= Stored data =
%%
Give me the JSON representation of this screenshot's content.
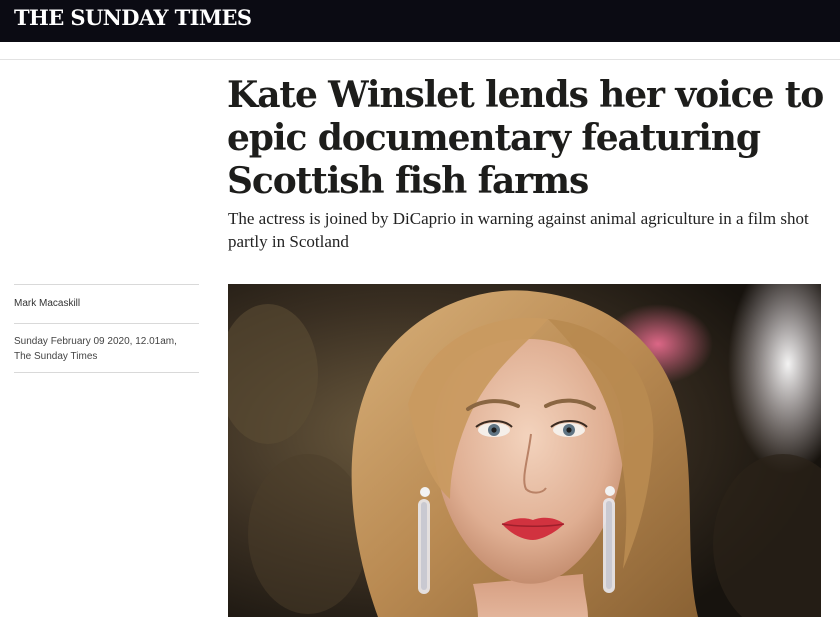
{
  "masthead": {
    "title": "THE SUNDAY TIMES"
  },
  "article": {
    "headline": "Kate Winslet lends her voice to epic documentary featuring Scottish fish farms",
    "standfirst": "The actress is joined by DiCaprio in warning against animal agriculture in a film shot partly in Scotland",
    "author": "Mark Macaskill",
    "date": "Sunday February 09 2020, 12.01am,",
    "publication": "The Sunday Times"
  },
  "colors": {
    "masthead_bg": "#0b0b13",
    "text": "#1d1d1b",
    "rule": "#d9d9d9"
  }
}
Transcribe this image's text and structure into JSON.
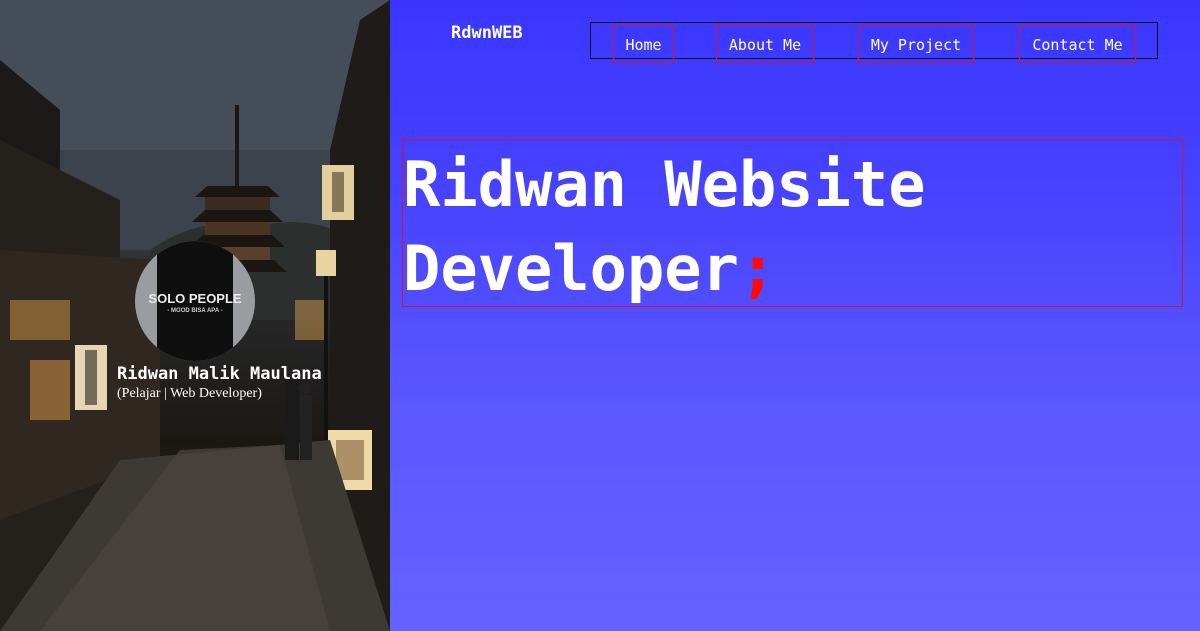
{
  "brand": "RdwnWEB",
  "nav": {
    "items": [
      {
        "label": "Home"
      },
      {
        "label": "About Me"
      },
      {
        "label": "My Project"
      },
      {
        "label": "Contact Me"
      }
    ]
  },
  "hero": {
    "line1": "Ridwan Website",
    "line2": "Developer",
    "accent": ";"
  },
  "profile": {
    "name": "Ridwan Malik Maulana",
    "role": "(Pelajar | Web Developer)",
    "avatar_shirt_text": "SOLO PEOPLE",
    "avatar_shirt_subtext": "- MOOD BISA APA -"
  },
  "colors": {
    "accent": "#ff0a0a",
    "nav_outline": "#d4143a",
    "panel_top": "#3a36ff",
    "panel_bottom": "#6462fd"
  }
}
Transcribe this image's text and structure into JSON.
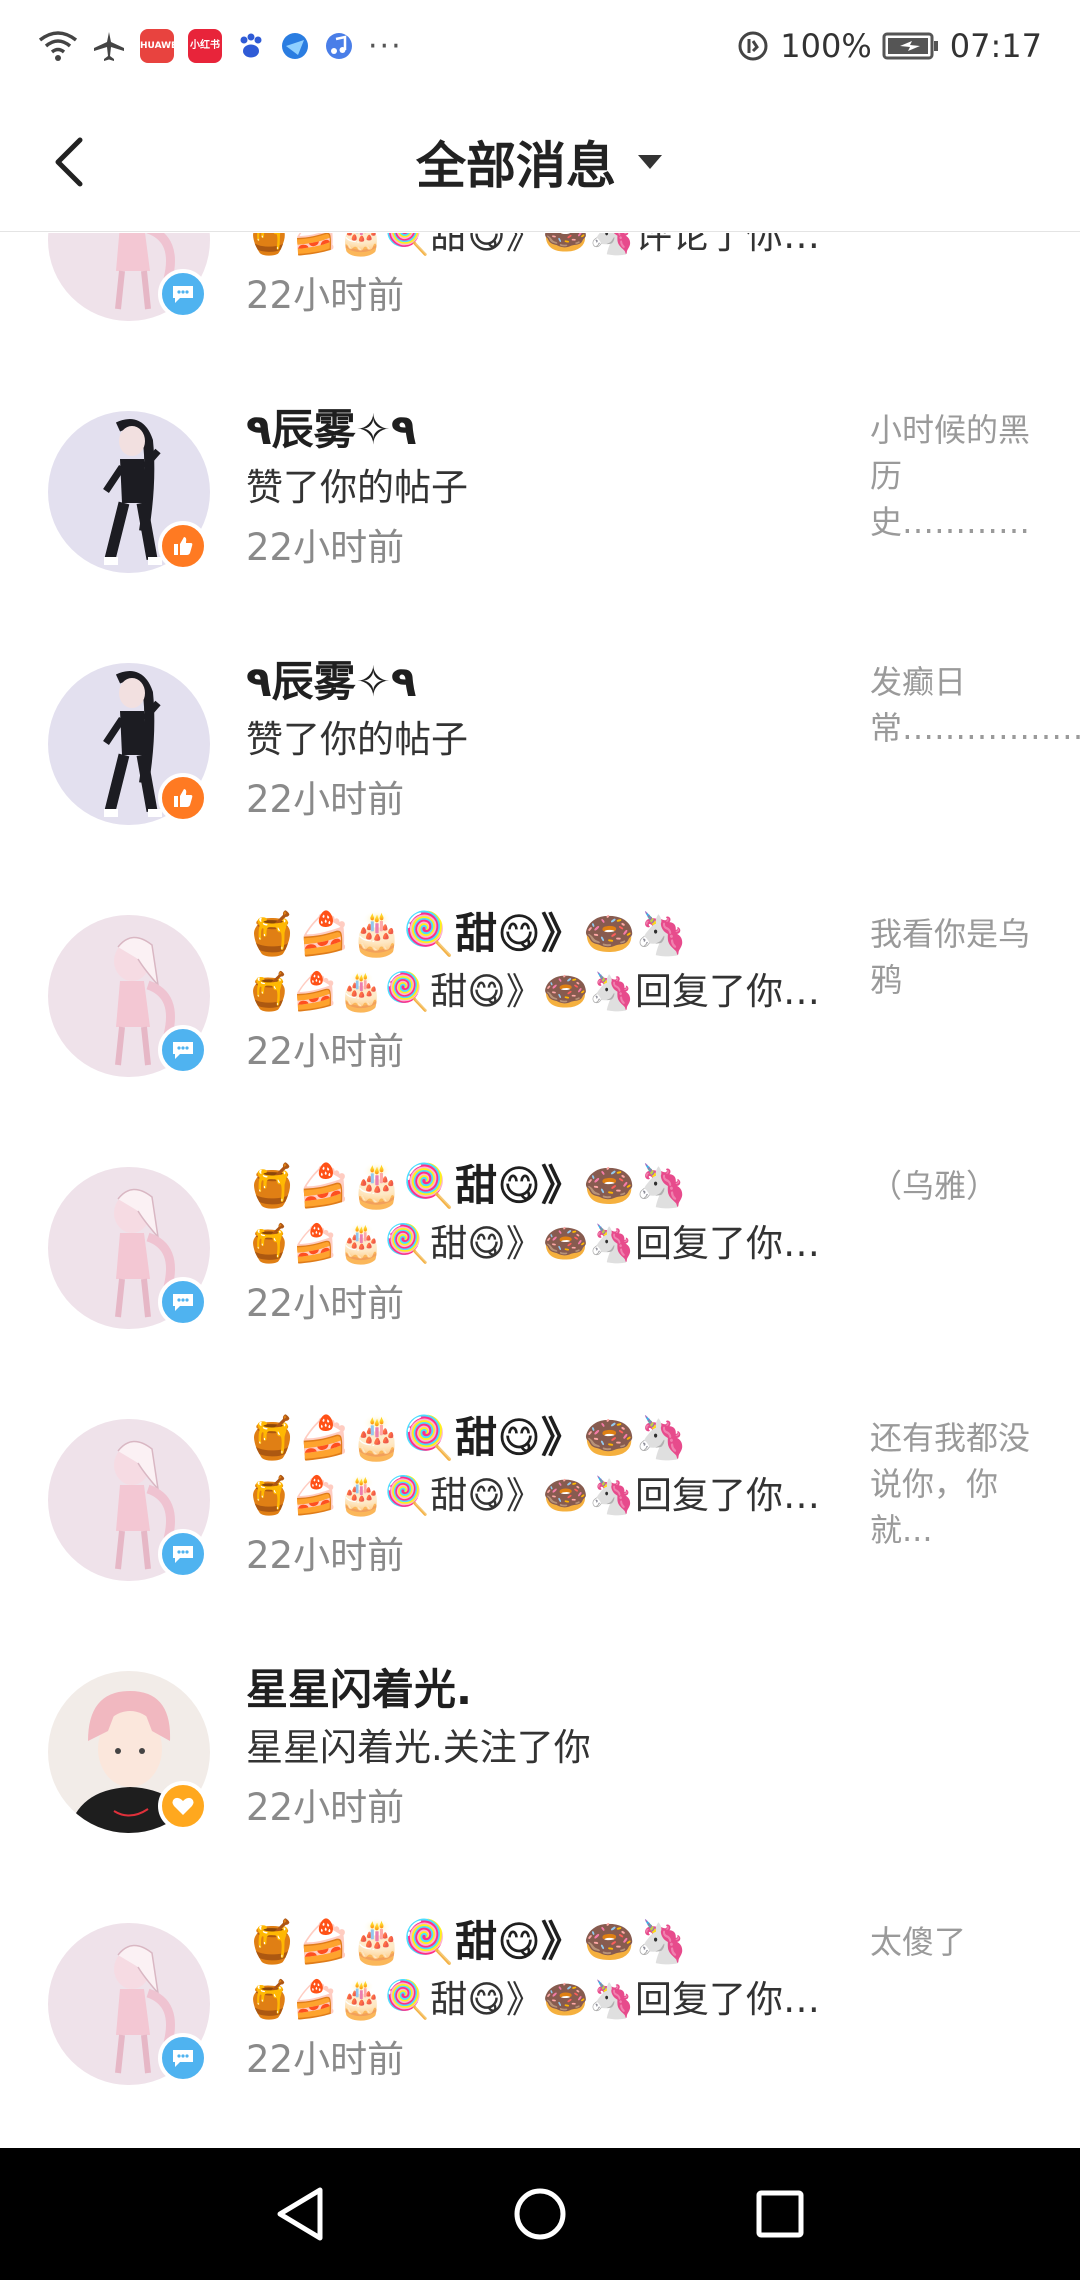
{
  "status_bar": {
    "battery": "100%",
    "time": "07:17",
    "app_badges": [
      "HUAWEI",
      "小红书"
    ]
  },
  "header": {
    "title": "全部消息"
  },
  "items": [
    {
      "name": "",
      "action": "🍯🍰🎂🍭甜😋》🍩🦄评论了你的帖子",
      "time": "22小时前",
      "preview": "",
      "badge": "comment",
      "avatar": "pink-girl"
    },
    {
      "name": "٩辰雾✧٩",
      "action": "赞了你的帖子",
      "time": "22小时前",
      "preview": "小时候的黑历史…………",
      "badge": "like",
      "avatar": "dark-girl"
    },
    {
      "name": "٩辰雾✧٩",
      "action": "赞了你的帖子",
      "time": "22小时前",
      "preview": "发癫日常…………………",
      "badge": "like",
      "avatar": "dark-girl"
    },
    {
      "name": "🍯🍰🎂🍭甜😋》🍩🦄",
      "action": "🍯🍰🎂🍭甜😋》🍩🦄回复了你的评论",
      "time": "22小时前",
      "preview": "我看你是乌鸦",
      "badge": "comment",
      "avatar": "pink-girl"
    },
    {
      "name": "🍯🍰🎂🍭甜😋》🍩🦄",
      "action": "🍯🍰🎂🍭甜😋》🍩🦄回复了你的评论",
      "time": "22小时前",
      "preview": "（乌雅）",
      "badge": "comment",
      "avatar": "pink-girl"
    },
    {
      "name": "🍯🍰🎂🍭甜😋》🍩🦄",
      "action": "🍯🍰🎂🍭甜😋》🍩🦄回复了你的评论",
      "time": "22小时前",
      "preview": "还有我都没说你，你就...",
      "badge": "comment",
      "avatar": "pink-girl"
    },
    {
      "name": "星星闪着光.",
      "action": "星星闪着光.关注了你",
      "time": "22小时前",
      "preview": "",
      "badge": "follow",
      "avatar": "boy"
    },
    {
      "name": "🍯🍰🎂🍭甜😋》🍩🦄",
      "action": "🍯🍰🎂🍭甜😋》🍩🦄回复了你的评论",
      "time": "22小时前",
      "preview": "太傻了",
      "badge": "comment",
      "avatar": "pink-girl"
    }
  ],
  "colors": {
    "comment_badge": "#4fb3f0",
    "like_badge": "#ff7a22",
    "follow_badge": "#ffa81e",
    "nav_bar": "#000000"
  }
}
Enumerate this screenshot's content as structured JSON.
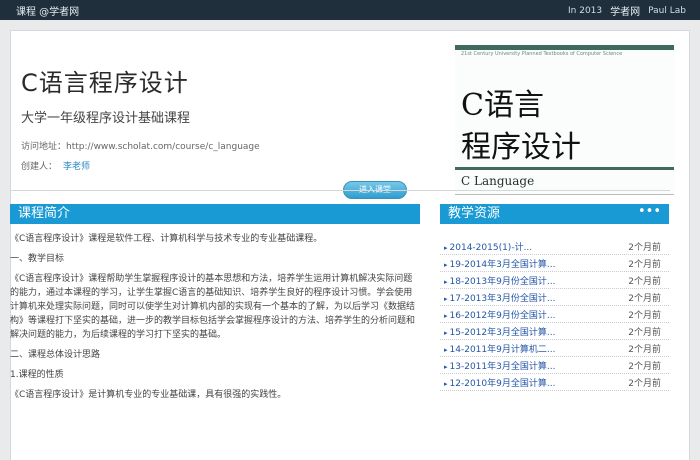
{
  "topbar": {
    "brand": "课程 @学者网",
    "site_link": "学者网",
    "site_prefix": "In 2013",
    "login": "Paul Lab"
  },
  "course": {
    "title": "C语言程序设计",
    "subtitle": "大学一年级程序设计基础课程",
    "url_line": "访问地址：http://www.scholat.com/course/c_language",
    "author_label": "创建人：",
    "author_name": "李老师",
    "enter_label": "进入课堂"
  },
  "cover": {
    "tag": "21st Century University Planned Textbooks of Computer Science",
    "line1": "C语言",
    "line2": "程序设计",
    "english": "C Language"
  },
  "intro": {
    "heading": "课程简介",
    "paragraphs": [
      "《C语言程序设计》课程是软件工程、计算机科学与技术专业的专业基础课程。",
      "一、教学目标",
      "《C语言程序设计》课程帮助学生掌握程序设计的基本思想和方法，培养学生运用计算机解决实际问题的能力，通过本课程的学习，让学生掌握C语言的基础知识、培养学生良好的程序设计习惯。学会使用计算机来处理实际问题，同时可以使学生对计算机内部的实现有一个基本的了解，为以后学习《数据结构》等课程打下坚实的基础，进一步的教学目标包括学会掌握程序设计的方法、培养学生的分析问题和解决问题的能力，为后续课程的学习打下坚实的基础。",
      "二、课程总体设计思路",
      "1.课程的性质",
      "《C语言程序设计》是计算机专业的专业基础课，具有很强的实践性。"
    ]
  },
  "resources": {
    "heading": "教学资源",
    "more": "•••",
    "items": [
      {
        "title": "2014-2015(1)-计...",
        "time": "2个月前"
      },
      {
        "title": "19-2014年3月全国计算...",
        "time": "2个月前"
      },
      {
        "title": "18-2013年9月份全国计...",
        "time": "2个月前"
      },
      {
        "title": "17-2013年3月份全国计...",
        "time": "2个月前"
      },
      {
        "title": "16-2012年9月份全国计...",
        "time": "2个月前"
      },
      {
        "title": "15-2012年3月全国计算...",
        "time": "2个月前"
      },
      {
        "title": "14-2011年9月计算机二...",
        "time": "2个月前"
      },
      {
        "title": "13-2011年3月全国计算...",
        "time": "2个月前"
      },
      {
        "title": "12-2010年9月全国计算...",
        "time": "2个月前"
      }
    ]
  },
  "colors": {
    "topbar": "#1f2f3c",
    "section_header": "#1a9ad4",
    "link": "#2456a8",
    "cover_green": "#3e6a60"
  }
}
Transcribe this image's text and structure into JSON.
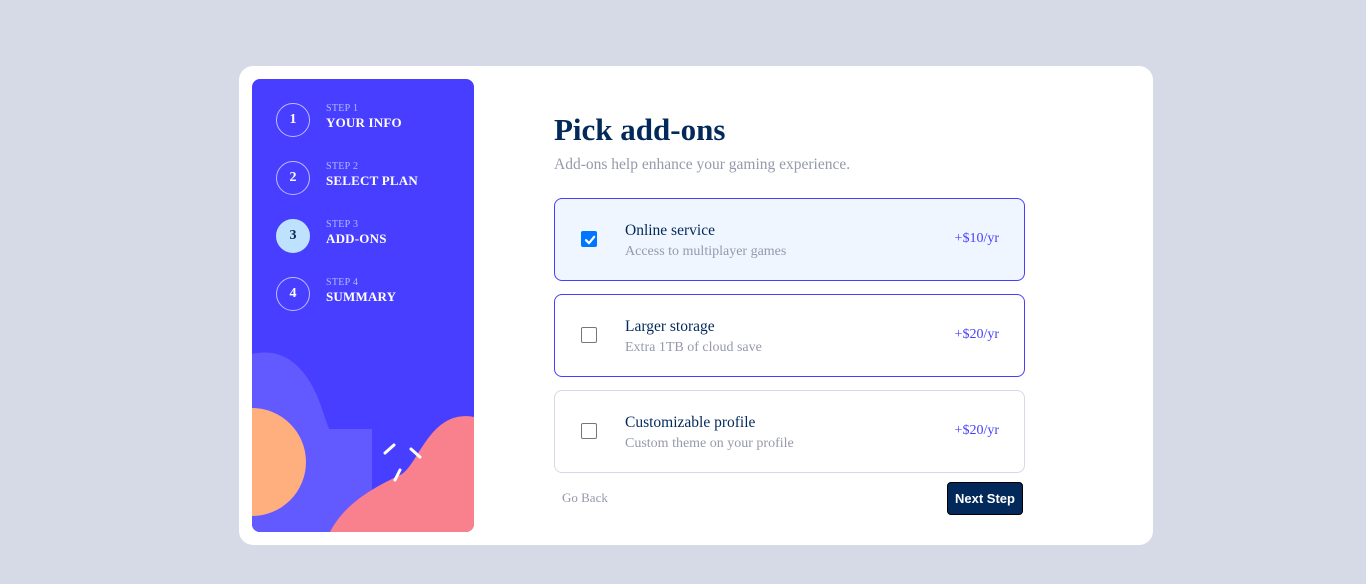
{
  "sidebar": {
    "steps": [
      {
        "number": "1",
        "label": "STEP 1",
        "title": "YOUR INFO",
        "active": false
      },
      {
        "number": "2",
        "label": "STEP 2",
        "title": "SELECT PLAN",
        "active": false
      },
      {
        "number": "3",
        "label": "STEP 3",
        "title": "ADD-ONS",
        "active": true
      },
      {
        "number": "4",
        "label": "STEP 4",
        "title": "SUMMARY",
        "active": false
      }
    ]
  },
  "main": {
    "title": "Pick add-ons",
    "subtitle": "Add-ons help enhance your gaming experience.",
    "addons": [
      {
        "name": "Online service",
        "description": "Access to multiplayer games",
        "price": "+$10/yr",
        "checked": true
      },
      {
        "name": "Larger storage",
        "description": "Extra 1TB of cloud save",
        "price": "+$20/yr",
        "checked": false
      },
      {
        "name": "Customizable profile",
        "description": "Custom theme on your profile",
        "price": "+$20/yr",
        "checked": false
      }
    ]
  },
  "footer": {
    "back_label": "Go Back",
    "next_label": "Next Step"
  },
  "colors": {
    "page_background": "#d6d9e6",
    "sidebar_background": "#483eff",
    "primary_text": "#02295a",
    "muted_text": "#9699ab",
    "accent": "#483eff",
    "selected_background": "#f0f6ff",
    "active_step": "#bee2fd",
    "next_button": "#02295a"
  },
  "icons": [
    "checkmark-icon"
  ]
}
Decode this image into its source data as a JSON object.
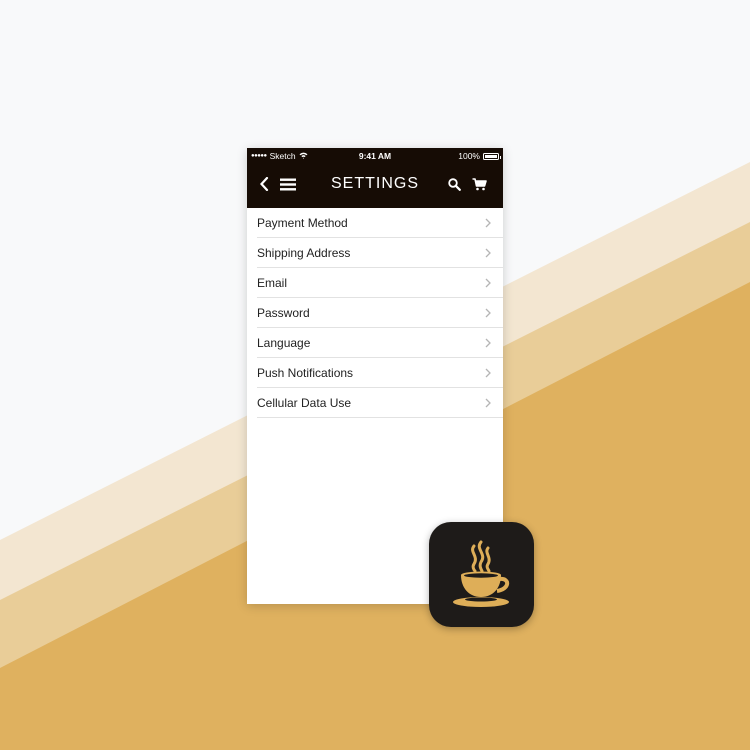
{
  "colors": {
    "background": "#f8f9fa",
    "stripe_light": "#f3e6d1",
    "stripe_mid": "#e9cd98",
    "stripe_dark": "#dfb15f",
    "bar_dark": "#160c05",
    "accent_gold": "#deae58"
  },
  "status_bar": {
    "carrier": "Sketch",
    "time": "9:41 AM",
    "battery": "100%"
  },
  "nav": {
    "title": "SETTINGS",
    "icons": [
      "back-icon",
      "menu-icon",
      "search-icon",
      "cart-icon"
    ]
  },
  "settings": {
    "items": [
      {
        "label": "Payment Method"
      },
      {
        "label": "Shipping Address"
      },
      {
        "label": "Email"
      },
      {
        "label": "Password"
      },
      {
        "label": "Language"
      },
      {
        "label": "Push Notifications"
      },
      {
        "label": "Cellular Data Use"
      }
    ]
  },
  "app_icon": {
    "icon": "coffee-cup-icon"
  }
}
%%
= TASK DIRECTIONS =
Pull out every line containing "subtitle".

= RESULT FOR THIS TASK =
    "subtitle": "大学一年级程序设计基础课程",
    "subtitle": "Add-ons help enhance your gaming experience.",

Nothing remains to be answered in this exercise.